## DATA

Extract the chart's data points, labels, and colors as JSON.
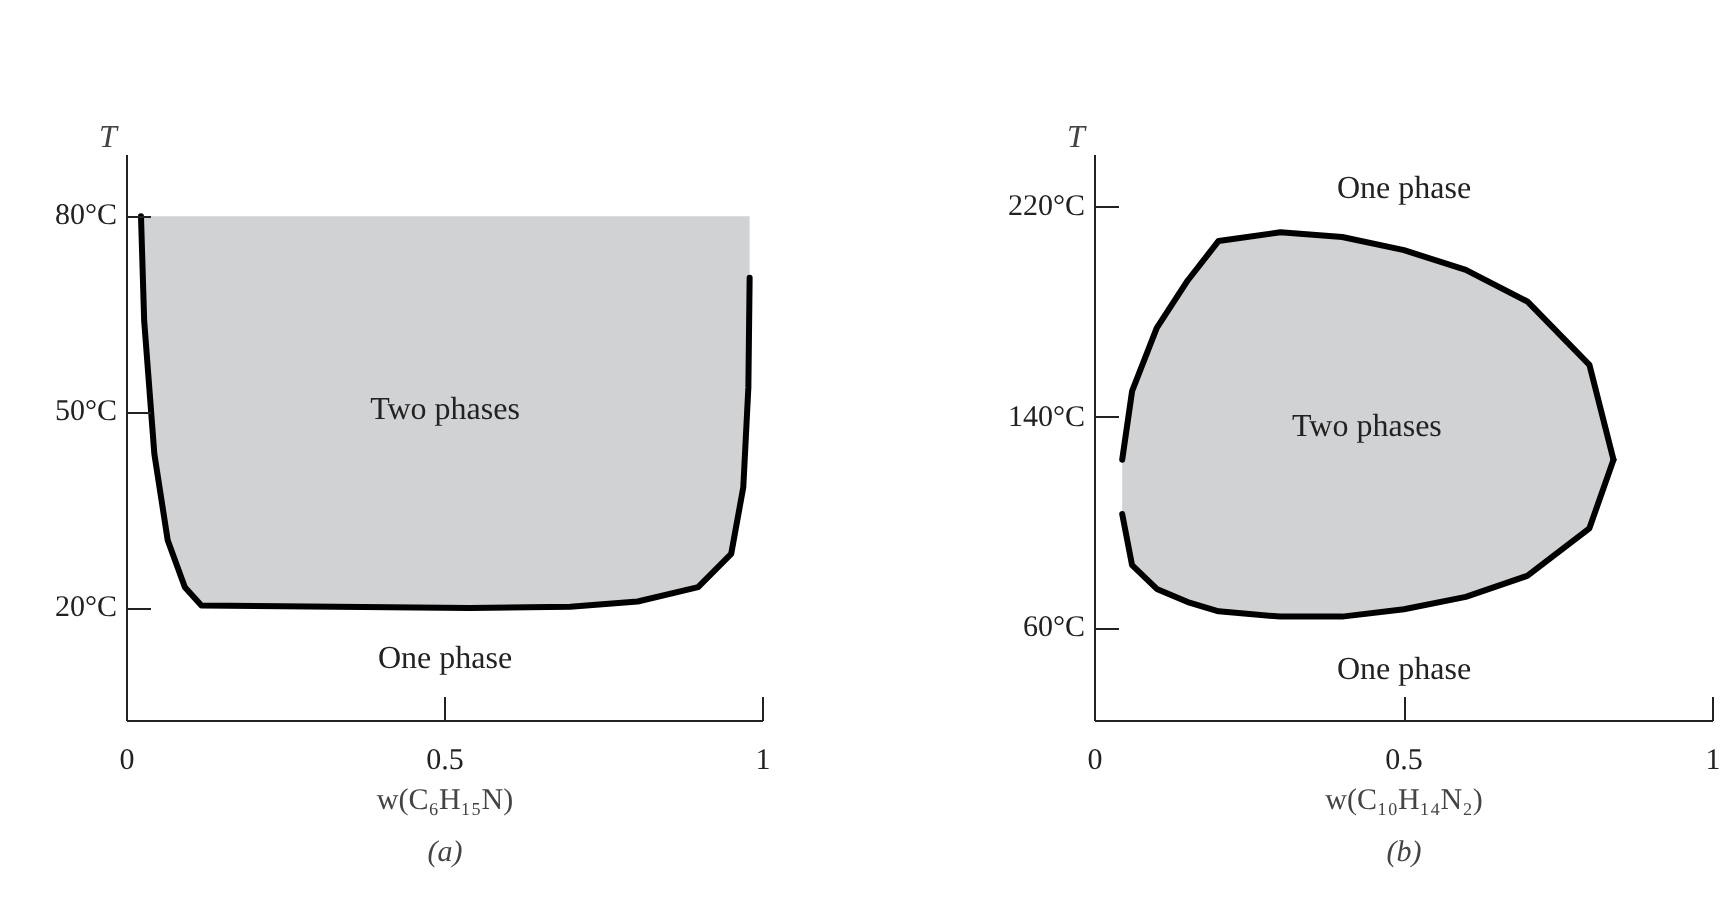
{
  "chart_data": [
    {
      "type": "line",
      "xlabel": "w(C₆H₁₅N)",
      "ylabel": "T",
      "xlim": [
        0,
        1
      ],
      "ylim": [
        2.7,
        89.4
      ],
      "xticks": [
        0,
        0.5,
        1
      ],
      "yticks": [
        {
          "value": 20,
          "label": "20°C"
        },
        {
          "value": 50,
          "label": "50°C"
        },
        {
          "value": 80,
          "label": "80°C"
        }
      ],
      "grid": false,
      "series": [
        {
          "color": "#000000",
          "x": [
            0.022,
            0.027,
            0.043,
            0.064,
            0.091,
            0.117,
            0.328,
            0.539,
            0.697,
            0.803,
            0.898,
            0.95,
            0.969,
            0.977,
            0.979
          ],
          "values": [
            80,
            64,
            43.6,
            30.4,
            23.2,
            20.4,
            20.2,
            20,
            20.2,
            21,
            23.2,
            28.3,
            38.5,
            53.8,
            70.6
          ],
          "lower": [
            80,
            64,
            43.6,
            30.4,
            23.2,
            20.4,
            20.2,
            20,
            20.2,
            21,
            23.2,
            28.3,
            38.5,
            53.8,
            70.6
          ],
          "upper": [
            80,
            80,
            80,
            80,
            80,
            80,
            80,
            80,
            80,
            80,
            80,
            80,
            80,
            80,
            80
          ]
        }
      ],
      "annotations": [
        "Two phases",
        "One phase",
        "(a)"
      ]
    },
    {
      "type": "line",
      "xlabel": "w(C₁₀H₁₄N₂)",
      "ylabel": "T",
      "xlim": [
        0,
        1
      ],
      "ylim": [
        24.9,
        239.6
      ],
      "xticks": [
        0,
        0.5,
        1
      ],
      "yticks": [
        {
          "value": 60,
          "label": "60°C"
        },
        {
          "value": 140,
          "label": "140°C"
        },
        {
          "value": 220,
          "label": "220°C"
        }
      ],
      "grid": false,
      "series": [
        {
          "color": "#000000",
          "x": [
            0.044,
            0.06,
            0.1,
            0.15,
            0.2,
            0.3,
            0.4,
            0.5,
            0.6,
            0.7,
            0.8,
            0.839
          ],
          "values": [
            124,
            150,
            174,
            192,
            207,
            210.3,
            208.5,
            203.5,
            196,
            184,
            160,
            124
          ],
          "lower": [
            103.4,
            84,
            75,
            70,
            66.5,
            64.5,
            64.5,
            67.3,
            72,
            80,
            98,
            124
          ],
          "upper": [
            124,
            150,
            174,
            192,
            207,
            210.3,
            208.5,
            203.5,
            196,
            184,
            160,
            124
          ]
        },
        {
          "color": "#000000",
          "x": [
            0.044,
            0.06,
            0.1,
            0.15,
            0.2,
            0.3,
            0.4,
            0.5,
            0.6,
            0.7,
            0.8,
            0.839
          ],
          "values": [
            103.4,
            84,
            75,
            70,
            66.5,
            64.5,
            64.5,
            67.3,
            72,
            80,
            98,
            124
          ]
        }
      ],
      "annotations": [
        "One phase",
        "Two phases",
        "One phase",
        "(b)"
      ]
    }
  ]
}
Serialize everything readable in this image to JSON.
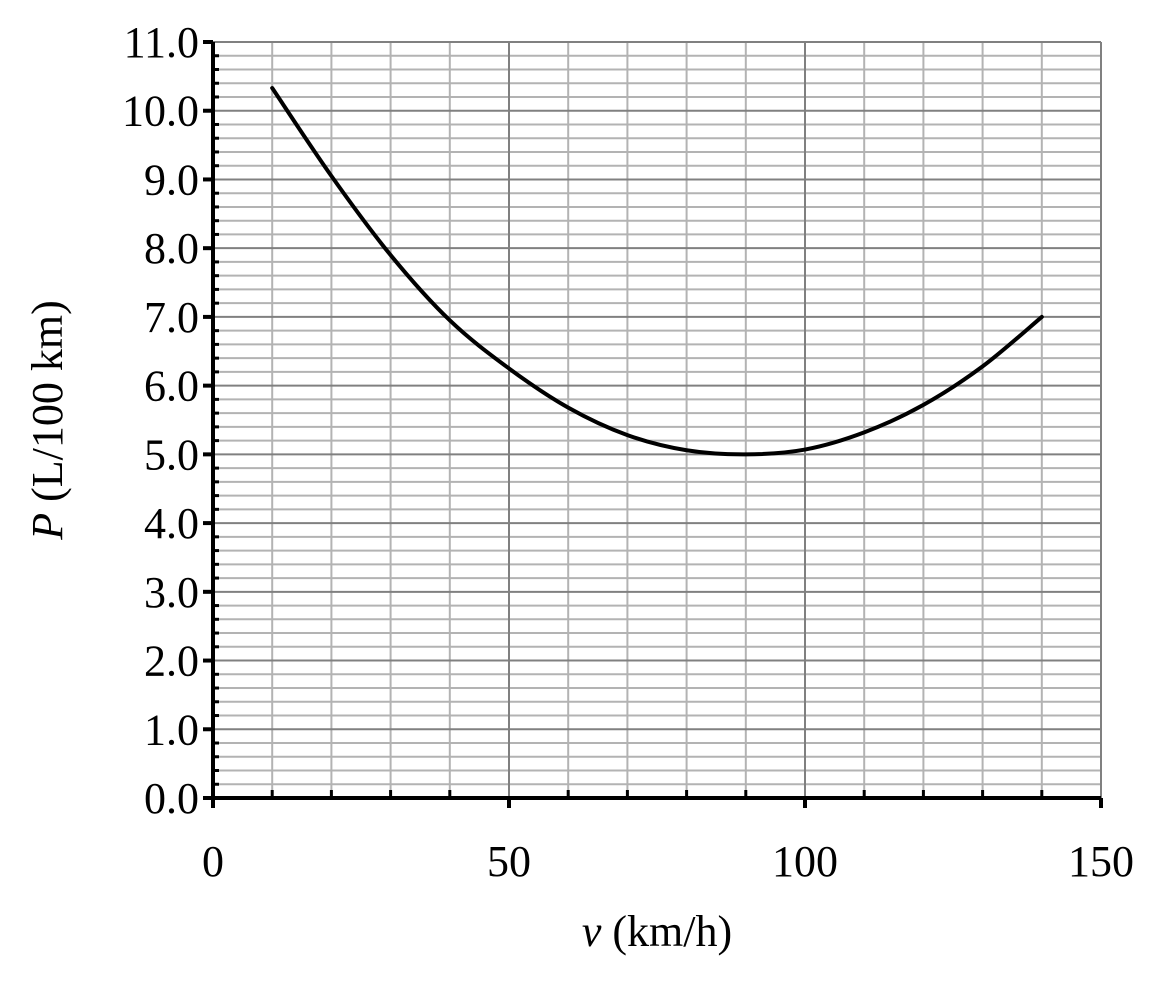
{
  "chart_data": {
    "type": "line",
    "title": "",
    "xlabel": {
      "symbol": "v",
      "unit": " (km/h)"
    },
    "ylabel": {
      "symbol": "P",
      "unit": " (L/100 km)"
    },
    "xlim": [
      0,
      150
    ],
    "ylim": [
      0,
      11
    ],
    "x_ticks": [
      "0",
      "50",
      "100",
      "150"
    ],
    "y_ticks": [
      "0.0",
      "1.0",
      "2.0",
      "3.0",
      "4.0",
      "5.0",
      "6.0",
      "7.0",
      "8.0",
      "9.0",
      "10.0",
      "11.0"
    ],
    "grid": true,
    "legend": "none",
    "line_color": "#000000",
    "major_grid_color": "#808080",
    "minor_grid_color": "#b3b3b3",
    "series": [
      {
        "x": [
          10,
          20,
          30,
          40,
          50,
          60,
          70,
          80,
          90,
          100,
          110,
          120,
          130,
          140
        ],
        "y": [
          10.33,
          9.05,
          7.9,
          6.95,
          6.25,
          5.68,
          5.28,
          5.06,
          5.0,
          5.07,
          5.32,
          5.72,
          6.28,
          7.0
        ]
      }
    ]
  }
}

## TASK GOAL
Every line should be retyped exactly, with the pictures omitted.

## WORKED SOLUTION
Extract the chart's data points, labels, and colors as JSON.
{
  "chart_data": [
    {
      "type": "line",
      "xlabel": "w(C₆H₁₅N)",
      "ylabel": "T",
      "xlim": [
        0,
        1
      ],
      "ylim": [
        2.7,
        89.4
      ],
      "xticks": [
        0,
        0.5,
        1
      ],
      "yticks": [
        {
          "value": 20,
          "label": "20°C"
        },
        {
          "value": 50,
          "label": "50°C"
        },
        {
          "value": 80,
          "label": "80°C"
        }
      ],
      "grid": false,
      "series": [
        {
          "color": "#000000",
          "x": [
            0.022,
            0.027,
            0.043,
            0.064,
            0.091,
            0.117,
            0.328,
            0.539,
            0.697,
            0.803,
            0.898,
            0.95,
            0.969,
            0.977,
            0.979
          ],
          "values": [
            80,
            64,
            43.6,
            30.4,
            23.2,
            20.4,
            20.2,
            20,
            20.2,
            21,
            23.2,
            28.3,
            38.5,
            53.8,
            70.6
          ],
          "lower": [
            80,
            64,
            43.6,
            30.4,
            23.2,
            20.4,
            20.2,
            20,
            20.2,
            21,
            23.2,
            28.3,
            38.5,
            53.8,
            70.6
          ],
          "upper": [
            80,
            80,
            80,
            80,
            80,
            80,
            80,
            80,
            80,
            80,
            80,
            80,
            80,
            80,
            80
          ]
        }
      ],
      "annotations": [
        "Two phases",
        "One phase",
        "(a)"
      ]
    },
    {
      "type": "line",
      "xlabel": "w(C₁₀H₁₄N₂)",
      "ylabel": "T",
      "xlim": [
        0,
        1
      ],
      "ylim": [
        24.9,
        239.6
      ],
      "xticks": [
        0,
        0.5,
        1
      ],
      "yticks": [
        {
          "value": 60,
          "label": "60°C"
        },
        {
          "value": 140,
          "label": "140°C"
        },
        {
          "value": 220,
          "label": "220°C"
        }
      ],
      "grid": false,
      "series": [
        {
          "color": "#000000",
          "x": [
            0.044,
            0.06,
            0.1,
            0.15,
            0.2,
            0.3,
            0.4,
            0.5,
            0.6,
            0.7,
            0.8,
            0.839
          ],
          "values": [
            124,
            150,
            174,
            192,
            207,
            210.3,
            208.5,
            203.5,
            196,
            184,
            160,
            124
          ],
          "lower": [
            103.4,
            84,
            75,
            70,
            66.5,
            64.5,
            64.5,
            67.3,
            72,
            80,
            98,
            124
          ],
          "upper": [
            124,
            150,
            174,
            192,
            207,
            210.3,
            208.5,
            203.5,
            196,
            184,
            160,
            124
          ]
        },
        {
          "color": "#000000",
          "x": [
            0.044,
            0.06,
            0.1,
            0.15,
            0.2,
            0.3,
            0.4,
            0.5,
            0.6,
            0.7,
            0.8,
            0.839
          ],
          "values": [
            103.4,
            84,
            75,
            70,
            66.5,
            64.5,
            64.5,
            67.3,
            72,
            80,
            98,
            124
          ]
        }
      ],
      "annotations": [
        "One phase",
        "Two phases",
        "One phase",
        "(b)"
      ]
    }
  ]
}
Serialize everything readable in this image to JSON.
{
  "chart_data": {
    "type": "line",
    "title": "",
    "xlabel": {
      "symbol": "v",
      "unit": " (km/h)"
    },
    "ylabel": {
      "symbol": "P",
      "unit": " (L/100 km)"
    },
    "xlim": [
      0,
      150
    ],
    "ylim": [
      0,
      11
    ],
    "x_ticks": [
      "0",
      "50",
      "100",
      "150"
    ],
    "y_ticks": [
      "0.0",
      "1.0",
      "2.0",
      "3.0",
      "4.0",
      "5.0",
      "6.0",
      "7.0",
      "8.0",
      "9.0",
      "10.0",
      "11.0"
    ],
    "grid": true,
    "legend": "none",
    "line_color": "#000000",
    "major_grid_color": "#808080",
    "minor_grid_color": "#b3b3b3",
    "series": [
      {
        "x": [
          10,
          20,
          30,
          40,
          50,
          60,
          70,
          80,
          90,
          100,
          110,
          120,
          130,
          140
        ],
        "y": [
          10.33,
          9.05,
          7.9,
          6.95,
          6.25,
          5.68,
          5.28,
          5.06,
          5.0,
          5.07,
          5.32,
          5.72,
          6.28,
          7.0
        ]
      }
    ]
  }
}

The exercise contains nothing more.